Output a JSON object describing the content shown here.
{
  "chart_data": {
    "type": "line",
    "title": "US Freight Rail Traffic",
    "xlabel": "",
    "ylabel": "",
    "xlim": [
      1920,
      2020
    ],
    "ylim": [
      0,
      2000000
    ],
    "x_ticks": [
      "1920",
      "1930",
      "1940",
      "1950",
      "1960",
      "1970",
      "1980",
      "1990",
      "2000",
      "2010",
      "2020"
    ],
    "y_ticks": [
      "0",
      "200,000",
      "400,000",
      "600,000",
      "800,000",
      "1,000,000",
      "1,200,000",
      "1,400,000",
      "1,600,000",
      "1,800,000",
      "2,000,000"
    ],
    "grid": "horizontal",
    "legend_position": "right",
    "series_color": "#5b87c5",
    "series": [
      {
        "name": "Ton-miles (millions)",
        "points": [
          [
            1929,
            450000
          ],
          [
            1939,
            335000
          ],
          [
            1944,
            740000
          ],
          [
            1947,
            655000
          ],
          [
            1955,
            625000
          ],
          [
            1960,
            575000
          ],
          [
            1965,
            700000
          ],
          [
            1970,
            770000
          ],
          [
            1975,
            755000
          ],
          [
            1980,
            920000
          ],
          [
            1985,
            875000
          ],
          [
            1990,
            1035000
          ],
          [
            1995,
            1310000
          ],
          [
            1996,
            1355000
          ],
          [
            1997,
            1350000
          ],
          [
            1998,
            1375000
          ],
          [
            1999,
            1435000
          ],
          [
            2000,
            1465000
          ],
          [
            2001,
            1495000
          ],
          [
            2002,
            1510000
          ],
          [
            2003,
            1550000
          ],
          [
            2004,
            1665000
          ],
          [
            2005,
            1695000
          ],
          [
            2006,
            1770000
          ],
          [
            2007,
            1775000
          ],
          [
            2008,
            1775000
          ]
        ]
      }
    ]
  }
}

:::

• [PROBLEM DETAILS] Each line must be given again exactly as written above.

• [WRITTEN ANSWER]
Output a JSON object describing the content shown here.
{
  "chart_data": {
    "type": "line",
    "title": "US Freight Rail Traffic",
    "xlabel": "",
    "ylabel": "",
    "xlim": [
      1920,
      2020
    ],
    "ylim": [
      0,
      2000000
    ],
    "x_ticks": [
      "1920",
      "1930",
      "1940",
      "1950",
      "1960",
      "1970",
      "1980",
      "1990",
      "2000",
      "2010",
      "2020"
    ],
    "y_ticks": [
      "0",
      "200,000",
      "400,000",
      "600,000",
      "800,000",
      "1,000,000",
      "1,200,000",
      "1,400,000",
      "1,600,000",
      "1,800,000",
      "2,000,000"
    ],
    "grid": "horizontal",
    "legend_position": "right",
    "series_color": "#5b87c5",
    "series": [
      {
        "name": "Ton-miles (millions)",
        "points": [
          [
            1929,
            450000
          ],
          [
            1939,
            335000
          ],
          [
            1944,
            740000
          ],
          [
            1947,
            655000
          ],
          [
            1955,
            625000
          ],
          [
            1960,
            575000
          ],
          [
            1965,
            700000
          ],
          [
            1970,
            770000
          ],
          [
            1975,
            755000
          ],
          [
            1980,
            920000
          ],
          [
            1985,
            875000
          ],
          [
            1990,
            1035000
          ],
          [
            1995,
            1310000
          ],
          [
            1996,
            1355000
          ],
          [
            1997,
            1350000
          ],
          [
            1998,
            1375000
          ],
          [
            1999,
            1435000
          ],
          [
            2000,
            1465000
          ],
          [
            2001,
            1495000
          ],
          [
            2002,
            1510000
          ],
          [
            2003,
            1550000
          ],
          [
            2004,
            1665000
          ],
          [
            2005,
            1695000
          ],
          [
            2006,
            1770000
          ],
          [
            2007,
            1775000
          ],
          [
            2008,
            1775000
          ]
        ]
      }
    ]
  }
}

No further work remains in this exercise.